** Begin **
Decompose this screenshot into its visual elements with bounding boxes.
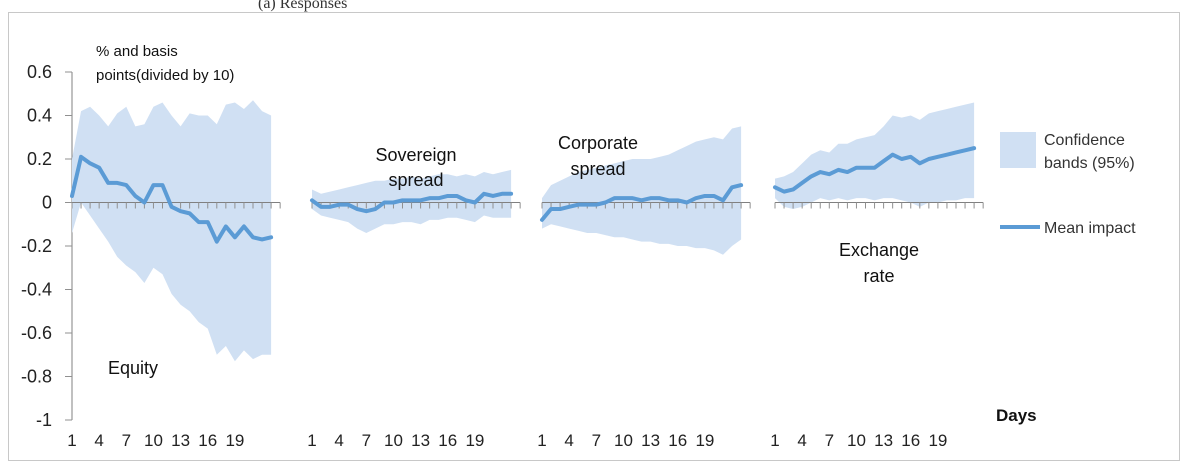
legend: Confidence bands (95%) Mean impact — [1000, 132, 1136, 237]
panel-label-corporate-line-1: Corporate — [558, 133, 638, 153]
x-tick-label: 16 — [198, 431, 217, 450]
chart-frame — [8, 12, 1180, 461]
x-tick-label: 1 — [307, 431, 316, 450]
x-tick-label: 10 — [144, 431, 163, 450]
x-tick-label: 4 — [334, 431, 343, 450]
legend-line-label: Mean impact — [1044, 220, 1136, 237]
x-tick-label: 19 — [695, 431, 714, 450]
panel-label-sovereign-line-1: Sovereign — [375, 145, 456, 165]
legend-band-label-line-2: bands (95%) — [1044, 155, 1135, 172]
x-tick-label: 19 — [928, 431, 947, 450]
mean-impact-line-3 — [540, 183, 744, 222]
x-tick-label: 10 — [847, 431, 866, 450]
x-tick-label: 19 — [225, 431, 244, 450]
legend-band-swatch — [1000, 132, 1036, 168]
panel-labels: Equity Sovereign spread Corporate spread… — [108, 133, 919, 378]
x-tick-label: 1 — [537, 431, 546, 450]
confidence-bands — [72, 100, 975, 362]
confidence-band-1 — [72, 100, 272, 362]
panel-label-exchange-line-2: rate — [863, 266, 894, 286]
panel-label-equity: Equity — [108, 358, 158, 378]
confidence-band-4 — [775, 102, 975, 210]
y-tick-label: 0.2 — [27, 149, 52, 169]
y-axis-title-line-1: % and basis — [96, 43, 178, 60]
y-tick-label: -0.4 — [21, 280, 52, 300]
x-tick-label: 4 — [564, 431, 573, 450]
x-tick-label: 16 — [668, 431, 687, 450]
x-tick-label: 13 — [641, 431, 660, 450]
panel-label-sovereign-line-2: spread — [388, 170, 443, 190]
x-tick-label: 7 — [592, 431, 601, 450]
x-tick-label: 4 — [797, 431, 806, 450]
x-tick-label: 1 — [67, 431, 76, 450]
y-tick-label: -0.8 — [21, 367, 52, 387]
x-tick-label: 10 — [384, 431, 403, 450]
y-tick-label: -0.6 — [21, 323, 52, 343]
x-tick-label: 4 — [94, 431, 103, 450]
mean-impact-lines — [70, 146, 977, 244]
y-axis: 0.6 0.4 0.2 0 -0.2 -0.4 -0.6 -0.8 -1 — [21, 62, 73, 430]
chart-caption: (a) Responses — [258, 0, 347, 12]
x-tick-label-group: 1 4 7 10 13 16 19 1 4 7 10 13 16 19 1 4 7 10 13 16 19 1 4 7 10 13… — [67, 431, 947, 450]
y-tick-label: 0 — [42, 193, 52, 213]
x-tick-label: 1 — [770, 431, 779, 450]
mean-impact-line-2 — [310, 191, 514, 214]
y-tick-label: 0.4 — [27, 106, 52, 126]
panel-label-corporate-line-2: spread — [570, 159, 625, 179]
y-tick-label: -1 — [36, 410, 52, 430]
confidence-band-3 — [542, 126, 742, 255]
y-tick-label: -0.2 — [21, 236, 52, 256]
x-tick-label: 7 — [825, 431, 834, 450]
y-axis-title-line-2: points(divided by 10) — [96, 67, 234, 84]
panel-label-exchange-line-1: Exchange — [839, 240, 919, 260]
legend-band-label-line-1: Confidence — [1044, 132, 1125, 149]
x-tick-label: 13 — [171, 431, 190, 450]
x-tick-label: 19 — [465, 431, 484, 450]
x-tick-label: 13 — [874, 431, 893, 450]
x-tick-label: 7 — [362, 431, 371, 450]
x-tick-label: 7 — [122, 431, 131, 450]
y-tick-group: 0.6 0.4 0.2 0 -0.2 -0.4 -0.6 -0.8 -1 — [21, 62, 72, 430]
x-axis-title: Days — [996, 406, 1037, 425]
x-tick-label: 13 — [411, 431, 430, 450]
mean-impact-line-4 — [773, 146, 977, 194]
x-tick-label: 16 — [901, 431, 920, 450]
mean-impact-line-1 — [70, 154, 274, 244]
x-tick-label: 16 — [438, 431, 457, 450]
y-tick-label: 0.6 — [27, 62, 52, 82]
x-tick-label: 10 — [614, 431, 633, 450]
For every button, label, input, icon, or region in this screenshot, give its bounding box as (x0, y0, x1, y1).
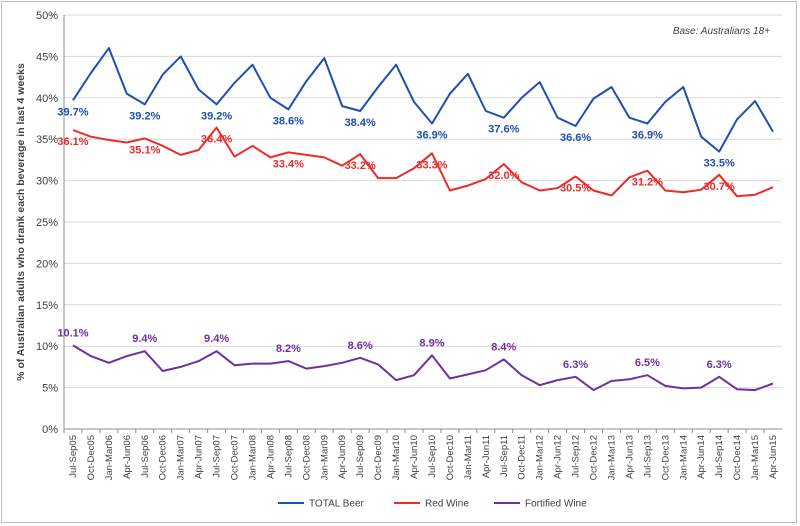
x-tick-label: Oct-Dec11 (517, 435, 528, 480)
x-tick-label: Oct-Dec14 (732, 435, 743, 480)
data-label: 30.5% (560, 182, 591, 194)
legend-item: TOTAL Beer (309, 499, 365, 510)
x-tick-label: Oct-Dec08 (301, 435, 312, 480)
series-line-red-wine (72, 126, 774, 198)
y-tick-label: 40% (36, 93, 58, 105)
data-label: 9.4% (132, 333, 157, 345)
data-label: 8.6% (348, 340, 373, 352)
y-tick-label: 5% (42, 383, 58, 395)
x-tick-label: Jan-Mar11 (463, 435, 474, 480)
y-tick-label: 25% (36, 217, 58, 229)
x-tick-label: Jan-Mar14 (678, 435, 689, 480)
x-tick-label: Apr-Jun15 (768, 435, 779, 479)
x-tick-label: Oct-Dec07 (230, 435, 241, 480)
x-tick-label: Jul-Sep07 (212, 435, 223, 478)
data-label: 36.9% (632, 129, 663, 141)
data-label: 8.4% (491, 341, 516, 353)
x-tick-label: Apr-Jun12 (553, 435, 564, 479)
x-tick-label: Apr-Jun11 (481, 435, 492, 478)
x-tick-label: Jul-Sep12 (571, 435, 582, 478)
data-label: 36.9% (416, 129, 447, 141)
series-line-total-beer (72, 47, 774, 153)
data-label: 30.7% (704, 181, 735, 193)
data-label: 31.2% (632, 177, 663, 189)
y-axis-ticks: 0% 5% 10% 15% 20% 25% 30% 35% 40% 45% 50% (36, 10, 58, 436)
x-tick-label: Jan-Mar15 (750, 435, 761, 480)
x-tick-label: Oct-Dec13 (660, 435, 671, 480)
data-label: 39.2% (201, 110, 232, 122)
data-label: 38.4% (345, 117, 376, 129)
x-tick-label: Oct-Dec12 (589, 435, 600, 480)
data-label: 33.5% (704, 158, 735, 170)
x-tick-label: Oct-Dec06 (158, 435, 169, 480)
y-tick-label: 20% (36, 258, 58, 270)
x-tick-label: Jul-Sep05 (68, 435, 79, 478)
x-tick-label: Jul-Sep09 (355, 435, 366, 478)
data-label: 39.2% (129, 110, 160, 122)
series-line-fortified-wine (72, 344, 774, 392)
y-tick-label: 35% (36, 134, 58, 146)
data-label: 9.4% (204, 333, 229, 345)
x-tick-label: Apr-Jun13 (624, 435, 635, 479)
x-tick-label: Oct-Dec10 (445, 435, 456, 480)
data-label: 36.6% (560, 132, 591, 144)
data-label: 8.2% (276, 343, 301, 355)
x-tick-label: Jul-Sep13 (642, 435, 653, 478)
x-tick-label: Jan-Mar06 (104, 435, 115, 480)
legend: TOTAL Beer Red Wine Fortified Wine (278, 499, 587, 510)
x-tick-label: Jan-Mar12 (535, 435, 546, 480)
y-tick-label: 10% (36, 341, 58, 353)
x-tick-label: Jul-Sep08 (283, 435, 294, 478)
data-label: 8.9% (419, 337, 444, 349)
x-tick-label: Oct-Dec05 (86, 435, 97, 480)
data-label: 36.4% (201, 134, 232, 146)
x-tick-label: Jan-Mar07 (176, 435, 187, 480)
data-labels: 39.7% 39.2% 39.2% 38.6% 38.4% 36.9% 37.6% 36.6%… (57, 106, 735, 371)
data-label: 6.3% (563, 359, 588, 371)
gridlines (63, 14, 782, 430)
x-tick-label: Jul-Sep10 (427, 435, 438, 478)
legend-item: Red Wine (425, 499, 469, 510)
data-label: 32.0% (488, 170, 519, 182)
y-tick-label: 15% (36, 300, 58, 312)
data-label: 33.2% (345, 160, 376, 172)
data-label: 35.1% (129, 144, 160, 156)
base-annotation: Base: Australians 18+ (673, 26, 770, 37)
x-tick-label: Apr-Jun06 (122, 435, 133, 479)
data-label: 37.6% (488, 124, 519, 136)
x-tick-label: Jul-Sep06 (140, 435, 151, 478)
x-tick-label: Apr-Jun08 (265, 435, 276, 479)
x-tick-label: Apr-Jun07 (194, 435, 205, 479)
data-label: 38.6% (273, 115, 304, 127)
x-tick-label: Apr-Jun14 (696, 435, 707, 479)
data-label: 33.4% (273, 158, 304, 170)
data-label: 36.1% (57, 136, 88, 148)
y-tick-label: 0% (42, 424, 58, 436)
data-label: 10.1% (57, 327, 88, 339)
data-label: 33.3% (416, 159, 447, 171)
x-tick-label: Jan-Mar08 (247, 435, 258, 480)
x-tick-label: Jul-Sep11 (499, 435, 510, 477)
x-tick-label: Jan-Mar09 (319, 435, 330, 480)
x-tick-label: Jan-Mar10 (391, 435, 402, 480)
y-axis-label: % of Australian adults who drank each be… (15, 63, 27, 381)
legend-item: Fortified Wine (525, 499, 587, 510)
x-axis-ticks: Jul-Sep05 Oct-Dec05 Jan-Mar06 Apr-Jun06 Jul-… (63, 429, 779, 480)
data-label: 39.7% (57, 106, 88, 118)
y-tick-label: 30% (36, 176, 58, 188)
x-tick-label: Apr-Jun10 (409, 435, 420, 479)
x-tick-label: Apr-Jun09 (337, 435, 348, 479)
x-tick-label: Oct-Dec09 (373, 435, 384, 480)
y-tick-label: 45% (36, 51, 58, 63)
data-label: 6.3% (707, 359, 732, 371)
x-tick-label: Jan-Mar13 (606, 435, 617, 480)
series-lines (72, 47, 774, 392)
y-tick-label: 50% (36, 10, 58, 22)
data-label: 6.5% (635, 357, 660, 369)
x-tick-label: Jul-Sep14 (714, 435, 725, 478)
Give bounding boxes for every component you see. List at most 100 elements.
** End **
--- SHORT PROBLEM ---
Please rewrite the material above as a numbered list, starting at the line that contains "legend: Confidence bands" and ending after the line that contains "panel-label-corporate-line-2: spread —", with any blank lines left out.

--- EXERCISE OUTPUT ---
1. legend: Confidence bands (95%) Mean impact — [1000, 132, 1136, 237]
2. panel-label-corporate-line-1: Corporate — [558, 133, 638, 153]
3. x-tick-label: 16 — [198, 431, 217, 450]
4. chart-frame — [8, 12, 1180, 461]
5. x-tick-label: 1 — [307, 431, 316, 450]
6. x-tick-label: 10 — [144, 431, 163, 450]
7. x-tick-label: 4 — [334, 431, 343, 450]
8. legend-line-label: Mean impact — [1044, 220, 1136, 237]
9. x-tick-label: 19 — [695, 431, 714, 450]
10. panel-label-sovereign-line-1: Sovereign — [375, 145, 456, 165]
11. legend-band-label-line-2: bands (95%) — [1044, 155, 1135, 172]
12. x-tick-label: 19 — [928, 431, 947, 450]
13. mean-impact-line-3 — [540, 183, 744, 222]
14. x-tick-label: 10 — [847, 431, 866, 450]
15. x-tick-label: 19 — [225, 431, 244, 450]
16. legend-band-swatch — [1000, 132, 1036, 168]
17. panel-labels: Equity Sovereign spread Corporate spread… — [108, 133, 919, 378]
18. x-tick-label: 1 — [537, 431, 546, 450]
19. confidence-bands — [72, 100, 975, 362]
20. confidence-band-1 — [72, 100, 272, 362]
21. panel-label-exchange-line-2: rate — [863, 266, 894, 286]
22. panel-label-equity: Equity — [108, 358, 158, 378]
23. confidence-band-4 — [775, 102, 975, 210]
24. y-tick-label: 0.2 — [27, 149, 52, 169]
25. y-axis-title-line-1: % and basis — [96, 43, 178, 60]
26. y-tick-label: -0.4 — [21, 280, 52, 300]
27. x-tick-label: 4 — [564, 431, 573, 450]
28. x-tick-label: 16 — [668, 431, 687, 450]
29. x-tick-label: 13 — [641, 431, 660, 450]
30. panel-label-sovereign-line-2: spread — [388, 170, 443, 190]
31. x-tick-label: 7 — [592, 431, 601, 450]
32. x-tick-label: 4 — [797, 431, 806, 450]
33. x-tick-label: 1 — [67, 431, 76, 450]
34. y-tick-label: -0.8 — [21, 367, 52, 387]
35. x-tick-label: 10 — [384, 431, 403, 450]
36. y-tick-label: -0.6 — [21, 323, 52, 343]
37. x-tick-label: 4 — [94, 431, 103, 450]
38. mean-impact-lines — [70, 146, 977, 244]
39. y-axis: 0.6 0.4 0.2 0 -0.2 -0.4 -0.6 -0.8 -1 — [21, 62, 73, 430]
40. chart-caption: (a) Responses — [258, 0, 347, 12]
41. x-tick-label-group: 1 4 7 10 13 16 19 1 4 7 10 13 16 19 1 4 7 10 13 16 19 1 4 7 10 13… — [67, 431, 947, 450]
42. y-tick-label: 0 — [42, 193, 52, 213]
43. x-tick-label: 1 — [770, 431, 779, 450]
44. mean-impact-line-2 — [310, 191, 514, 214]
45. y-tick-label: 0.4 — [27, 106, 52, 126]
46. panel-label-corporate-line-2: spread — [570, 159, 625, 179]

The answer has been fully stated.